Pull out each line of the records holding the string "this".

Stored data entries
%%

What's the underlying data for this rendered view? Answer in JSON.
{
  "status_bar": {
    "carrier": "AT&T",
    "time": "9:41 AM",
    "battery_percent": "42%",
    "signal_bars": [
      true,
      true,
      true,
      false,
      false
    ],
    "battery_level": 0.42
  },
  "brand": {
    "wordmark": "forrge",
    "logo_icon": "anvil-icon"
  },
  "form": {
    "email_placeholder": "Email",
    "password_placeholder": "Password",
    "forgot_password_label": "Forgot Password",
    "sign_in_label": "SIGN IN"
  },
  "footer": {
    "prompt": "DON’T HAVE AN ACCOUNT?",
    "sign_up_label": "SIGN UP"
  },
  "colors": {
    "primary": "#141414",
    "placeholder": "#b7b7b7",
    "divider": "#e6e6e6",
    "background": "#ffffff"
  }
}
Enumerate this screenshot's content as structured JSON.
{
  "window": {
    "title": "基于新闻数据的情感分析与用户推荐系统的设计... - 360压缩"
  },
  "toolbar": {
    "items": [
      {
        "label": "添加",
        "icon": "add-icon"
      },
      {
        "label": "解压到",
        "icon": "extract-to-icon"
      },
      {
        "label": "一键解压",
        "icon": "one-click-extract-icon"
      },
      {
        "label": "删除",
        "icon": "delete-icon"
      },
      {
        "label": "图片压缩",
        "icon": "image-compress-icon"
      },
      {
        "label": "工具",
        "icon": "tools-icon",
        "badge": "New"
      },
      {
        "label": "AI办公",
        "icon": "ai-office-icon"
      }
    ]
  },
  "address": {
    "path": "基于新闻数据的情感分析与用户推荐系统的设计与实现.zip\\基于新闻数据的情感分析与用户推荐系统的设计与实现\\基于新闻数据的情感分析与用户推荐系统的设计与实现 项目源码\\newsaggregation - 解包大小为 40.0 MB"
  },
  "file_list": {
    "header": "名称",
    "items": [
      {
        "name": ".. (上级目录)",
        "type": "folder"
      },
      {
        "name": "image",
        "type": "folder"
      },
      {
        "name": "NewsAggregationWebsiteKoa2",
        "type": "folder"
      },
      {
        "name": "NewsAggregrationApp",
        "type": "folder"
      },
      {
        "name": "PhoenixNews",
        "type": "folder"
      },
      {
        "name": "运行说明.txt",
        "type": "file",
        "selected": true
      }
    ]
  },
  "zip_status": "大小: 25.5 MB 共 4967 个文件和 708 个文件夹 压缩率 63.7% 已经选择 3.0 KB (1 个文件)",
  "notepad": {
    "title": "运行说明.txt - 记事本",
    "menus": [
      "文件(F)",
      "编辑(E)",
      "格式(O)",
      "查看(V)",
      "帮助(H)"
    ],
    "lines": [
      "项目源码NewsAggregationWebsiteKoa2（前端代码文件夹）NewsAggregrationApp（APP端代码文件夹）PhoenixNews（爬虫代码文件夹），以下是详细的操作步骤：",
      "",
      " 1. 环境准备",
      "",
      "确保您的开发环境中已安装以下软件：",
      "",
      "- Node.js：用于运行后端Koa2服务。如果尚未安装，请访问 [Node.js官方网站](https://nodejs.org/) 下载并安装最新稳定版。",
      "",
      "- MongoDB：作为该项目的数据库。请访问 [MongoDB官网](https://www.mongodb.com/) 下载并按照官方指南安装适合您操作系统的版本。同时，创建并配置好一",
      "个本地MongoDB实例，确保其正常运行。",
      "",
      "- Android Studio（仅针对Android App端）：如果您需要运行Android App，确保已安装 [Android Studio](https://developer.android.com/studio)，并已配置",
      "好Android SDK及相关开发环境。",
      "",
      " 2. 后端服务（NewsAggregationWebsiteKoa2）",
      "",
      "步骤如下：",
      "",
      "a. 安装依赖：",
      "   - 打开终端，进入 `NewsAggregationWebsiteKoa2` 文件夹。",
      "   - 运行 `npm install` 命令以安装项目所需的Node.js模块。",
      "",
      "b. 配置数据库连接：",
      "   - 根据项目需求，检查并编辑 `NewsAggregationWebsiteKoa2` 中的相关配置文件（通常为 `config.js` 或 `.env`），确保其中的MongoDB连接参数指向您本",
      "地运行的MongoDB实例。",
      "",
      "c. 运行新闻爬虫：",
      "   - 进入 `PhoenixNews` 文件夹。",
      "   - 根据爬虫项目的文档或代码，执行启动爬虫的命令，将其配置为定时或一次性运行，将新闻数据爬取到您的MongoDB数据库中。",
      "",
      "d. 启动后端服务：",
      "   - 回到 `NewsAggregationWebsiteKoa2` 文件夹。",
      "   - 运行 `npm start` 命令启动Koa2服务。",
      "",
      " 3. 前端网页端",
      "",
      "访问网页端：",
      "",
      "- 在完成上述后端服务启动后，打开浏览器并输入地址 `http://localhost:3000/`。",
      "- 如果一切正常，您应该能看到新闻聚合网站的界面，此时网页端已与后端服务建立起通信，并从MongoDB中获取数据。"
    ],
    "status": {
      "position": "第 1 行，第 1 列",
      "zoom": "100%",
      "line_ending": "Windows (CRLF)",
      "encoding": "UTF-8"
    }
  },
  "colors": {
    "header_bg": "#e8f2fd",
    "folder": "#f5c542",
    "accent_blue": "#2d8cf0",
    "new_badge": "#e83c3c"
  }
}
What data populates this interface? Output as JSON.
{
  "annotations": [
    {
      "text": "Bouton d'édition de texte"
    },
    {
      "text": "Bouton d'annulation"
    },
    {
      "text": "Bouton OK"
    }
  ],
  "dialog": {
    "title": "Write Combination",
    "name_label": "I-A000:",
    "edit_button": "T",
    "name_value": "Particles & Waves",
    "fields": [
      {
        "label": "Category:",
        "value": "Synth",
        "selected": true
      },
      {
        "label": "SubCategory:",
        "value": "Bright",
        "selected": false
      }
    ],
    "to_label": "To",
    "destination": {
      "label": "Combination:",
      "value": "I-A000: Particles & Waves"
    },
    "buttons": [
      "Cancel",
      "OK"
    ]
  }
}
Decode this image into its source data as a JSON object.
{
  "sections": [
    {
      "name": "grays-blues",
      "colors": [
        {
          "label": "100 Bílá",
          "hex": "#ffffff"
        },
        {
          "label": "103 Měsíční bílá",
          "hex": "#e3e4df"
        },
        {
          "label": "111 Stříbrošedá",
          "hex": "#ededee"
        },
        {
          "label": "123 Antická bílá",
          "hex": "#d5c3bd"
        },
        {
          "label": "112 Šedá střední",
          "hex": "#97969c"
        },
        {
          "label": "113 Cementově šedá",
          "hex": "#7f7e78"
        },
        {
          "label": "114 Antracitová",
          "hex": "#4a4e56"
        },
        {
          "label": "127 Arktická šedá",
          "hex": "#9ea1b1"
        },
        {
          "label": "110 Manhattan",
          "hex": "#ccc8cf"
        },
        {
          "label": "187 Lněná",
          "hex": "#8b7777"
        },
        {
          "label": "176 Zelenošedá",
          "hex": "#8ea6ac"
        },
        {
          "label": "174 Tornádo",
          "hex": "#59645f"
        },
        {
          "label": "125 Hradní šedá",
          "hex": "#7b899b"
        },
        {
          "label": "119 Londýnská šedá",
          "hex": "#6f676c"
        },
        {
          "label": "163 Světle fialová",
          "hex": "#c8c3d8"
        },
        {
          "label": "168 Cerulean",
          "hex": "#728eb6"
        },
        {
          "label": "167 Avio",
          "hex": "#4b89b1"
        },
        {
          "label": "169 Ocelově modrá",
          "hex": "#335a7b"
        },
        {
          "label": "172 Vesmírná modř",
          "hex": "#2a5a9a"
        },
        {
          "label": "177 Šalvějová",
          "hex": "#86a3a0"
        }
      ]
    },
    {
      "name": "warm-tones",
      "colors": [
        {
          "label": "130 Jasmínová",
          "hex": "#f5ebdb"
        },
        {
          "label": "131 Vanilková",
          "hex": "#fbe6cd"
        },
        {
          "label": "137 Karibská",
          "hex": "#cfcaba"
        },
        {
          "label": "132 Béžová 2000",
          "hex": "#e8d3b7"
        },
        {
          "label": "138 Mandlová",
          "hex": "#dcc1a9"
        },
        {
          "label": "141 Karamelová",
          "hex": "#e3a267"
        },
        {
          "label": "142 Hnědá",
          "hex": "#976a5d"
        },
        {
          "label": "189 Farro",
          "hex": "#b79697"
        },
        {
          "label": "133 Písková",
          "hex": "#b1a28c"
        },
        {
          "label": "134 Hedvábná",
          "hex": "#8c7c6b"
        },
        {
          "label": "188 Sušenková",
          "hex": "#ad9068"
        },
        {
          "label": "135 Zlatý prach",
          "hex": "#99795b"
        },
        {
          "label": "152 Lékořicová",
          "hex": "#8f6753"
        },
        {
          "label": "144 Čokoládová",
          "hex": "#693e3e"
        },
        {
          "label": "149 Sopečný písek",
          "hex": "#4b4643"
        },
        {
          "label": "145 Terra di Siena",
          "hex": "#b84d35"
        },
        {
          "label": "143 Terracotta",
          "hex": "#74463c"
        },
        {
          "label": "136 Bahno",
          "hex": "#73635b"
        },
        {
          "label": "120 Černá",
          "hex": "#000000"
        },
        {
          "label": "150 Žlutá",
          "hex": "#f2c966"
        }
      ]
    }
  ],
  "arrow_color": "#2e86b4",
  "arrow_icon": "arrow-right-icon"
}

%%

Solution:
What's the underlying data for this rendered view? Answer in JSON.
Enumerate this screenshot's content as structured JSON.
What data populates this interface? Output as JSON.
Decode this image into its source data as a JSON object.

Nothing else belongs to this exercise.